Task input:
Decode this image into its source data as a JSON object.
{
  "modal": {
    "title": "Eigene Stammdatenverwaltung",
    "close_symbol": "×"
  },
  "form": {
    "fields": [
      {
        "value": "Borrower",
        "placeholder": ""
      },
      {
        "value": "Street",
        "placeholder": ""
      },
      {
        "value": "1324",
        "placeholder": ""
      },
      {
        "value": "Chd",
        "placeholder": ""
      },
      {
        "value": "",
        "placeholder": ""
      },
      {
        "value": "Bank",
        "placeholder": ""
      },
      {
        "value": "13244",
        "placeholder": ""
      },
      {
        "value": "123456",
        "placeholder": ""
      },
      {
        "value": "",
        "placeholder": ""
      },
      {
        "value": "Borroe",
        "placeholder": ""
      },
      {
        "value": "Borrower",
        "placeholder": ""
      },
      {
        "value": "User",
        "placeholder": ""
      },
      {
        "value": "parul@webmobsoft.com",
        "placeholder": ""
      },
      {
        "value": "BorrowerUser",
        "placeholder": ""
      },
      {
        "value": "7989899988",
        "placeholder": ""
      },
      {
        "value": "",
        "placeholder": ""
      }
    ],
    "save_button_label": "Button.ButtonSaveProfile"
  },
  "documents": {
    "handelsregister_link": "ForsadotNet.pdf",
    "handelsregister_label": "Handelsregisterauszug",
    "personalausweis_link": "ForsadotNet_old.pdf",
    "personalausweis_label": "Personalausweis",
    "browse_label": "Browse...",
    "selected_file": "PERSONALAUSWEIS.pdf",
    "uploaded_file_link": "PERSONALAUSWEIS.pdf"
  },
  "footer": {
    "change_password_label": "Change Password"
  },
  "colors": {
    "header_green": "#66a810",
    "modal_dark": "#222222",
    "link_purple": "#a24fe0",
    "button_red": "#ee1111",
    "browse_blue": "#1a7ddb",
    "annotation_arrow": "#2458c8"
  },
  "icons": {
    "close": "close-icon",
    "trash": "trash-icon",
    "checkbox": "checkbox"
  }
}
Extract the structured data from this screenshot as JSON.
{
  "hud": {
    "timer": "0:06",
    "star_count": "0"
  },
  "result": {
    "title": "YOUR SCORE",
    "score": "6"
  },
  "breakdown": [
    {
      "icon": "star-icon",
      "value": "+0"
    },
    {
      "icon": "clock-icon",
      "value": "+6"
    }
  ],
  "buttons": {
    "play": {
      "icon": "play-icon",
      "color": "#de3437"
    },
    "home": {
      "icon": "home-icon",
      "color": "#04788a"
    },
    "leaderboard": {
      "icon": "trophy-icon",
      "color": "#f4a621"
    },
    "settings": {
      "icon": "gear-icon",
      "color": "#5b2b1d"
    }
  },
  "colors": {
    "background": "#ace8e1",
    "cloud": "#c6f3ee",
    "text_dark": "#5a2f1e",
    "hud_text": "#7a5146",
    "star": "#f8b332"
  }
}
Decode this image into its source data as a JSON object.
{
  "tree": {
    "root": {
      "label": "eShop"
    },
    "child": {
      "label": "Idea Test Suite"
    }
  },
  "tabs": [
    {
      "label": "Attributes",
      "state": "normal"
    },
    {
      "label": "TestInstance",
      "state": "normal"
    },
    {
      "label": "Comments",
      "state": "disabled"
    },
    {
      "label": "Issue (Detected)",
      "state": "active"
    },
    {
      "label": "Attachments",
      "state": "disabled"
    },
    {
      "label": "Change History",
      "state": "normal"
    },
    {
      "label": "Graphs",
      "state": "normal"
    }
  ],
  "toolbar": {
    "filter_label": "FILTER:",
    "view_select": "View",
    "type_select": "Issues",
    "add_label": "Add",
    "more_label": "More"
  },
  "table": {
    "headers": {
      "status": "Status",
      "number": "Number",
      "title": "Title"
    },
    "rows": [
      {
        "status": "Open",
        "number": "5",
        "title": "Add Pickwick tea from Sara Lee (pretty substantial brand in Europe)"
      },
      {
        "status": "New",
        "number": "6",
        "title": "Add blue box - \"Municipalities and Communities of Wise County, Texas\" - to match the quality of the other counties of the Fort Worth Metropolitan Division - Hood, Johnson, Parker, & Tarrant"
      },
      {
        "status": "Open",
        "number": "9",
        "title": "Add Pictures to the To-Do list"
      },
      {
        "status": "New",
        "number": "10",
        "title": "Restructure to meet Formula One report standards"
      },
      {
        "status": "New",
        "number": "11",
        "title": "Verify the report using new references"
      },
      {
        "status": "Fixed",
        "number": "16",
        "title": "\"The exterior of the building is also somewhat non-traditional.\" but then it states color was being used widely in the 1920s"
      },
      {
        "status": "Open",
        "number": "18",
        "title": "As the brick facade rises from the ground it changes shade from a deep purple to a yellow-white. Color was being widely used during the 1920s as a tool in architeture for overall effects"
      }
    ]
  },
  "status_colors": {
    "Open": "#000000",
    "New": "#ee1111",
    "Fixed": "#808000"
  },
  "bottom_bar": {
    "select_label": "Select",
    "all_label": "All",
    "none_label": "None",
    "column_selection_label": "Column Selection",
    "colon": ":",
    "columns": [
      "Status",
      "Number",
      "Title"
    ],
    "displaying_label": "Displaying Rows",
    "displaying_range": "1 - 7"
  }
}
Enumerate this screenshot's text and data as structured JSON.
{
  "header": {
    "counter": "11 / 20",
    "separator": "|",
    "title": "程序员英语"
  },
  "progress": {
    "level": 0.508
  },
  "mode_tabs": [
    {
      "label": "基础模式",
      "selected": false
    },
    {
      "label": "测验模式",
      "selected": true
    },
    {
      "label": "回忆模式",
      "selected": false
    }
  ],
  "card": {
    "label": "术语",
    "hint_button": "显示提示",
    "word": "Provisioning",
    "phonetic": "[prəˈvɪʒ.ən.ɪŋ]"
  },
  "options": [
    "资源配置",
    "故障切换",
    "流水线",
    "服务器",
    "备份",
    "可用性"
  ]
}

What is being asked: Quote all the records exactly, please, leaving none out.

Answer to the task:
Decode this image into its source data as a JSON object.
{
  "modal": {
    "title": "Eigene Stammdatenverwaltung",
    "close_symbol": "×"
  },
  "form": {
    "fields": [
      {
        "value": "Borrower",
        "placeholder": ""
      },
      {
        "value": "Street",
        "placeholder": ""
      },
      {
        "value": "1324",
        "placeholder": ""
      },
      {
        "value": "Chd",
        "placeholder": ""
      },
      {
        "value": "",
        "placeholder": ""
      },
      {
        "value": "Bank",
        "placeholder": ""
      },
      {
        "value": "13244",
        "placeholder": ""
      },
      {
        "value": "123456",
        "placeholder": ""
      },
      {
        "value": "",
        "placeholder": ""
      },
      {
        "value": "Borroe",
        "placeholder": ""
      },
      {
        "value": "Borrower",
        "placeholder": ""
      },
      {
        "value": "User",
        "placeholder": ""
      },
      {
        "value": "parul@webmobsoft.com",
        "placeholder": ""
      },
      {
        "value": "BorrowerUser",
        "placeholder": ""
      },
      {
        "value": "7989899988",
        "placeholder": ""
      },
      {
        "value": "",
        "placeholder": ""
      }
    ],
    "save_button_label": "Button.ButtonSaveProfile"
  },
  "documents": {
    "handelsregister_link": "ForsadotNet.pdf",
    "handelsregister_label": "Handelsregisterauszug",
    "personalausweis_link": "ForsadotNet_old.pdf",
    "personalausweis_label": "Personalausweis",
    "browse_label": "Browse...",
    "selected_file": "PERSONALAUSWEIS.pdf",
    "uploaded_file_link": "PERSONALAUSWEIS.pdf"
  },
  "footer": {
    "change_password_label": "Change Password"
  },
  "colors": {
    "header_green": "#66a810",
    "modal_dark": "#222222",
    "link_purple": "#a24fe0",
    "button_red": "#ee1111",
    "browse_blue": "#1a7ddb",
    "annotation_arrow": "#2458c8"
  },
  "icons": {
    "close": "close-icon",
    "trash": "trash-icon",
    "checkbox": "checkbox"
  }
}
Extract the structured data from this screenshot as JSON.
{
  "hud": {
    "timer": "0:06",
    "star_count": "0"
  },
  "result": {
    "title": "YOUR SCORE",
    "score": "6"
  },
  "breakdown": [
    {
      "icon": "star-icon",
      "value": "+0"
    },
    {
      "icon": "clock-icon",
      "value": "+6"
    }
  ],
  "buttons": {
    "play": {
      "icon": "play-icon",
      "color": "#de3437"
    },
    "home": {
      "icon": "home-icon",
      "color": "#04788a"
    },
    "leaderboard": {
      "icon": "trophy-icon",
      "color": "#f4a621"
    },
    "settings": {
      "icon": "gear-icon",
      "color": "#5b2b1d"
    }
  },
  "colors": {
    "background": "#ace8e1",
    "cloud": "#c6f3ee",
    "text_dark": "#5a2f1e",
    "hud_text": "#7a5146",
    "star": "#f8b332"
  }
}
Decode this image into its source data as a JSON object.
{
  "tree": {
    "root": {
      "label": "eShop"
    },
    "child": {
      "label": "Idea Test Suite"
    }
  },
  "tabs": [
    {
      "label": "Attributes",
      "state": "normal"
    },
    {
      "label": "TestInstance",
      "state": "normal"
    },
    {
      "label": "Comments",
      "state": "disabled"
    },
    {
      "label": "Issue (Detected)",
      "state": "active"
    },
    {
      "label": "Attachments",
      "state": "disabled"
    },
    {
      "label": "Change History",
      "state": "normal"
    },
    {
      "label": "Graphs",
      "state": "normal"
    }
  ],
  "toolbar": {
    "filter_label": "FILTER:",
    "view_select": "View",
    "type_select": "Issues",
    "add_label": "Add",
    "more_label": "More"
  },
  "table": {
    "headers": {
      "status": "Status",
      "number": "Number",
      "title": "Title"
    },
    "rows": [
      {
        "status": "Open",
        "number": "5",
        "title": "Add Pickwick tea from Sara Lee (pretty substantial brand in Europe)"
      },
      {
        "status": "New",
        "number": "6",
        "title": "Add blue box - \"Municipalities and Communities of Wise County, Texas\" - to match the quality of the other counties of the Fort Worth Metropolitan Division - Hood, Johnson, Parker, & Tarrant"
      },
      {
        "status": "Open",
        "number": "9",
        "title": "Add Pictures to the To-Do list"
      },
      {
        "status": "New",
        "number": "10",
        "title": "Restructure to meet Formula One report standards"
      },
      {
        "status": "New",
        "number": "11",
        "title": "Verify the report using new references"
      },
      {
        "status": "Fixed",
        "number": "16",
        "title": "\"The exterior of the building is also somewhat non-traditional.\" but then it states color was being used widely in the 1920s"
      },
      {
        "status": "Open",
        "number": "18",
        "title": "As the brick facade rises from the ground it changes shade from a deep purple to a yellow-white. Color was being widely used during the 1920s as a tool in architeture for overall effects"
      }
    ]
  },
  "status_colors": {
    "Open": "#000000",
    "New": "#ee1111",
    "Fixed": "#808000"
  },
  "bottom_bar": {
    "select_label": "Select",
    "all_label": "All",
    "none_label": "None",
    "column_selection_label": "Column Selection",
    "colon": ":",
    "columns": [
      "Status",
      "Number",
      "Title"
    ],
    "displaying_label": "Displaying Rows",
    "displaying_range": "1 - 7"
  }
}
Enumerate this screenshot's text and data as structured JSON.
{
  "header": {
    "counter": "11 / 20",
    "separator": "|",
    "title": "程序员英语"
  },
  "progress": {
    "level": 0.508
  },
  "mode_tabs": [
    {
      "label": "基础模式",
      "selected": false
    },
    {
      "label": "测验模式",
      "selected": true
    },
    {
      "label": "回忆模式",
      "selected": false
    }
  ],
  "card": {
    "label": "术语",
    "hint_button": "显示提示",
    "word": "Provisioning",
    "phonetic": "[prəˈvɪʒ.ən.ɪŋ]"
  },
  "options": [
    "资源配置",
    "故障切换",
    "流水线",
    "服务器",
    "备份",
    "可用性"
  ]
}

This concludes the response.